● Stated goal:
Leave out the pictures and return every entry exactly as it appears.

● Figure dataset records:

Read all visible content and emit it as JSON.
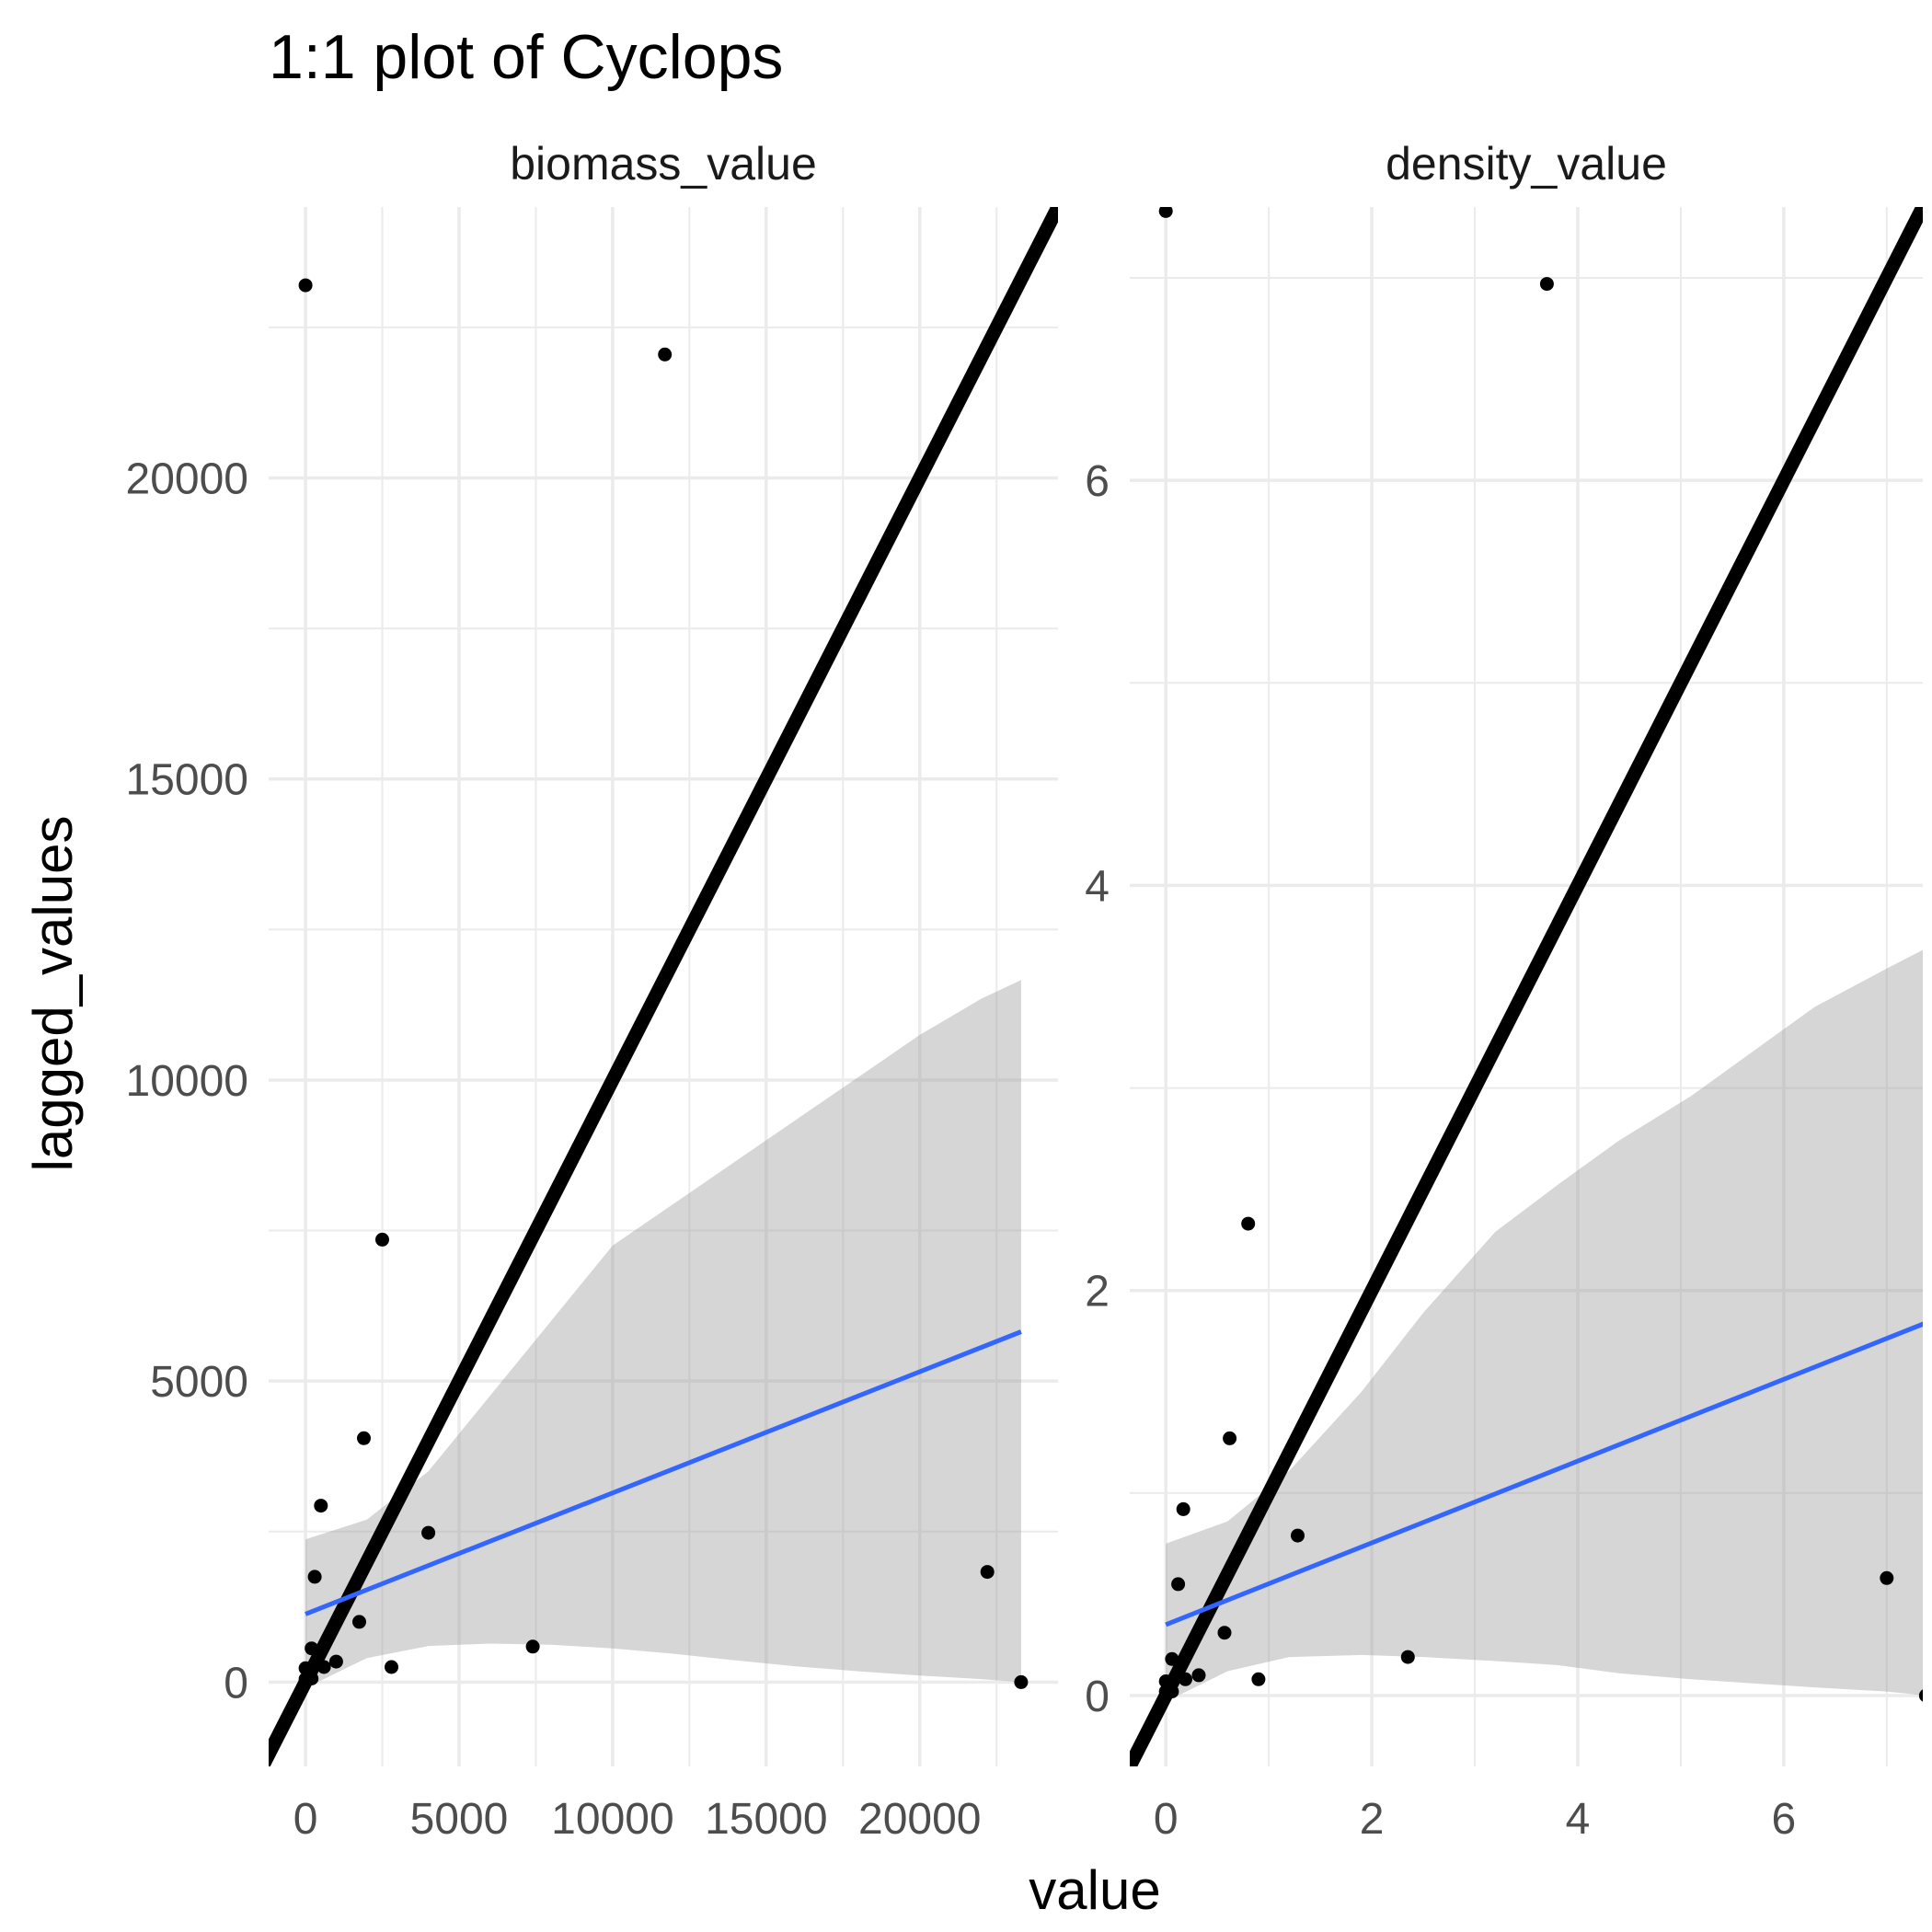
{
  "chart_data": {
    "type": "scatter",
    "title": "1:1 plot of Cyclops",
    "xlabel": "value",
    "ylabel": "lagged_values",
    "grid": true,
    "colors": {
      "points": "#000000",
      "identity_line": "#000000",
      "smooth_line": "#3366FF",
      "confidence_band": "#999999",
      "grid": "#EBEBEB",
      "tick_text": "#4D4D4D"
    },
    "facets": [
      {
        "strip_label": "biomass_value",
        "xlim": [
          -1200,
          24500
        ],
        "ylim": [
          -1400,
          24500
        ],
        "x_ticks": [
          0,
          5000,
          10000,
          15000,
          20000
        ],
        "x_tick_labels": [
          "0",
          "5000",
          "10000",
          "15000",
          "20000"
        ],
        "y_ticks": [
          0,
          5000,
          10000,
          15000,
          20000
        ],
        "y_tick_labels": [
          "0",
          "5000",
          "10000",
          "15000",
          "20000"
        ],
        "points": [
          {
            "x": 0,
            "y": 23200
          },
          {
            "x": 11700,
            "y": 22050
          },
          {
            "x": 2500,
            "y": 7350
          },
          {
            "x": 1900,
            "y": 4050
          },
          {
            "x": 500,
            "y": 2930
          },
          {
            "x": 4000,
            "y": 2480
          },
          {
            "x": 300,
            "y": 1750
          },
          {
            "x": 22200,
            "y": 1830
          },
          {
            "x": 1750,
            "y": 1000
          },
          {
            "x": 7400,
            "y": 590
          },
          {
            "x": 200,
            "y": 560
          },
          {
            "x": 1000,
            "y": 340
          },
          {
            "x": 2800,
            "y": 250
          },
          {
            "x": 0,
            "y": 230
          },
          {
            "x": 100,
            "y": 150
          },
          {
            "x": 600,
            "y": 250
          },
          {
            "x": 0,
            "y": 50
          },
          {
            "x": 200,
            "y": 60
          },
          {
            "x": 23300,
            "y": 0
          }
        ],
        "smooth_line": {
          "x": [
            0,
            23300
          ],
          "y": [
            1130,
            5820
          ]
        },
        "confidence_band": {
          "x": [
            0,
            2000,
            4000,
            6000,
            8000,
            10000,
            12000,
            14000,
            16000,
            18000,
            20000,
            22000,
            23300
          ],
          "lower": [
            -100,
            400,
            600,
            640,
            620,
            560,
            470,
            360,
            260,
            180,
            110,
            50,
            0
          ],
          "upper": [
            2370,
            2700,
            3500,
            4750,
            6000,
            7250,
            7950,
            8650,
            9350,
            10050,
            10750,
            11350,
            11660
          ]
        }
      },
      {
        "strip_label": "density_value",
        "xlim": [
          -0.35,
          7.35
        ],
        "ylim": [
          -0.35,
          7.35
        ],
        "x_ticks": [
          0,
          2,
          4,
          6
        ],
        "x_tick_labels": [
          "0",
          "2",
          "4",
          "6"
        ],
        "y_ticks": [
          0,
          2,
          4,
          6
        ],
        "y_tick_labels": [
          "0",
          "2",
          "4",
          "6"
        ],
        "points": [
          {
            "x": 0,
            "y": 7.33
          },
          {
            "x": 3.7,
            "y": 6.97
          },
          {
            "x": 0.8,
            "y": 2.33
          },
          {
            "x": 0.62,
            "y": 1.27
          },
          {
            "x": 0.17,
            "y": 0.92
          },
          {
            "x": 1.28,
            "y": 0.79
          },
          {
            "x": 0.12,
            "y": 0.55
          },
          {
            "x": 7.0,
            "y": 0.58
          },
          {
            "x": 0.57,
            "y": 0.31
          },
          {
            "x": 2.35,
            "y": 0.19
          },
          {
            "x": 0.06,
            "y": 0.18
          },
          {
            "x": 0.32,
            "y": 0.1
          },
          {
            "x": 0.9,
            "y": 0.08
          },
          {
            "x": 0.0,
            "y": 0.07
          },
          {
            "x": 0.03,
            "y": 0.05
          },
          {
            "x": 0.19,
            "y": 0.08
          },
          {
            "x": 0.0,
            "y": 0.02
          },
          {
            "x": 0.06,
            "y": 0.02
          },
          {
            "x": 7.38,
            "y": 0.0
          }
        ],
        "smooth_line": {
          "x": [
            0,
            7.38
          ],
          "y": [
            0.35,
            1.84
          ]
        },
        "confidence_band": {
          "x": [
            0,
            0.6,
            1.2,
            1.9,
            2.5,
            3.2,
            3.8,
            4.4,
            5.1,
            5.7,
            6.3,
            7.0,
            7.38
          ],
          "lower": [
            -0.03,
            0.12,
            0.19,
            0.2,
            0.19,
            0.17,
            0.15,
            0.11,
            0.08,
            0.06,
            0.04,
            0.02,
            0.0
          ],
          "upper": [
            0.75,
            0.86,
            1.11,
            1.5,
            1.89,
            2.29,
            2.52,
            2.74,
            2.96,
            3.18,
            3.4,
            3.59,
            3.69
          ]
        }
      }
    ]
  }
}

● Correct result:
Read all visible content and emit it as JSON.
{
  "chart_data": {
    "type": "scatter",
    "title": "1:1 plot of Cyclops",
    "xlabel": "value",
    "ylabel": "lagged_values",
    "grid": true,
    "colors": {
      "points": "#000000",
      "identity_line": "#000000",
      "smooth_line": "#3366FF",
      "confidence_band": "#999999",
      "grid": "#EBEBEB",
      "tick_text": "#4D4D4D"
    },
    "facets": [
      {
        "strip_label": "biomass_value",
        "xlim": [
          -1200,
          24500
        ],
        "ylim": [
          -1400,
          24500
        ],
        "x_ticks": [
          0,
          5000,
          10000,
          15000,
          20000
        ],
        "x_tick_labels": [
          "0",
          "5000",
          "10000",
          "15000",
          "20000"
        ],
        "y_ticks": [
          0,
          5000,
          10000,
          15000,
          20000
        ],
        "y_tick_labels": [
          "0",
          "5000",
          "10000",
          "15000",
          "20000"
        ],
        "points": [
          {
            "x": 0,
            "y": 23200
          },
          {
            "x": 11700,
            "y": 22050
          },
          {
            "x": 2500,
            "y": 7350
          },
          {
            "x": 1900,
            "y": 4050
          },
          {
            "x": 500,
            "y": 2930
          },
          {
            "x": 4000,
            "y": 2480
          },
          {
            "x": 300,
            "y": 1750
          },
          {
            "x": 22200,
            "y": 1830
          },
          {
            "x": 1750,
            "y": 1000
          },
          {
            "x": 7400,
            "y": 590
          },
          {
            "x": 200,
            "y": 560
          },
          {
            "x": 1000,
            "y": 340
          },
          {
            "x": 2800,
            "y": 250
          },
          {
            "x": 0,
            "y": 230
          },
          {
            "x": 100,
            "y": 150
          },
          {
            "x": 600,
            "y": 250
          },
          {
            "x": 0,
            "y": 50
          },
          {
            "x": 200,
            "y": 60
          },
          {
            "x": 23300,
            "y": 0
          }
        ],
        "smooth_line": {
          "x": [
            0,
            23300
          ],
          "y": [
            1130,
            5820
          ]
        },
        "confidence_band": {
          "x": [
            0,
            2000,
            4000,
            6000,
            8000,
            10000,
            12000,
            14000,
            16000,
            18000,
            20000,
            22000,
            23300
          ],
          "lower": [
            -100,
            400,
            600,
            640,
            620,
            560,
            470,
            360,
            260,
            180,
            110,
            50,
            0
          ],
          "upper": [
            2370,
            2700,
            3500,
            4750,
            6000,
            7250,
            7950,
            8650,
            9350,
            10050,
            10750,
            11350,
            11660
          ]
        }
      },
      {
        "strip_label": "density_value",
        "xlim": [
          -0.35,
          7.35
        ],
        "ylim": [
          -0.35,
          7.35
        ],
        "x_ticks": [
          0,
          2,
          4,
          6
        ],
        "x_tick_labels": [
          "0",
          "2",
          "4",
          "6"
        ],
        "y_ticks": [
          0,
          2,
          4,
          6
        ],
        "y_tick_labels": [
          "0",
          "2",
          "4",
          "6"
        ],
        "points": [
          {
            "x": 0,
            "y": 7.33
          },
          {
            "x": 3.7,
            "y": 6.97
          },
          {
            "x": 0.8,
            "y": 2.33
          },
          {
            "x": 0.62,
            "y": 1.27
          },
          {
            "x": 0.17,
            "y": 0.92
          },
          {
            "x": 1.28,
            "y": 0.79
          },
          {
            "x": 0.12,
            "y": 0.55
          },
          {
            "x": 7.0,
            "y": 0.58
          },
          {
            "x": 0.57,
            "y": 0.31
          },
          {
            "x": 2.35,
            "y": 0.19
          },
          {
            "x": 0.06,
            "y": 0.18
          },
          {
            "x": 0.32,
            "y": 0.1
          },
          {
            "x": 0.9,
            "y": 0.08
          },
          {
            "x": 0.0,
            "y": 0.07
          },
          {
            "x": 0.03,
            "y": 0.05
          },
          {
            "x": 0.19,
            "y": 0.08
          },
          {
            "x": 0.0,
            "y": 0.02
          },
          {
            "x": 0.06,
            "y": 0.02
          },
          {
            "x": 7.38,
            "y": 0.0
          }
        ],
        "smooth_line": {
          "x": [
            0,
            7.38
          ],
          "y": [
            0.35,
            1.84
          ]
        },
        "confidence_band": {
          "x": [
            0,
            0.6,
            1.2,
            1.9,
            2.5,
            3.2,
            3.8,
            4.4,
            5.1,
            5.7,
            6.3,
            7.0,
            7.38
          ],
          "lower": [
            -0.03,
            0.12,
            0.19,
            0.2,
            0.19,
            0.17,
            0.15,
            0.11,
            0.08,
            0.06,
            0.04,
            0.02,
            0.0
          ],
          "upper": [
            0.75,
            0.86,
            1.11,
            1.5,
            1.89,
            2.29,
            2.52,
            2.74,
            2.96,
            3.18,
            3.4,
            3.59,
            3.69
          ]
        }
      }
    ]
  }
}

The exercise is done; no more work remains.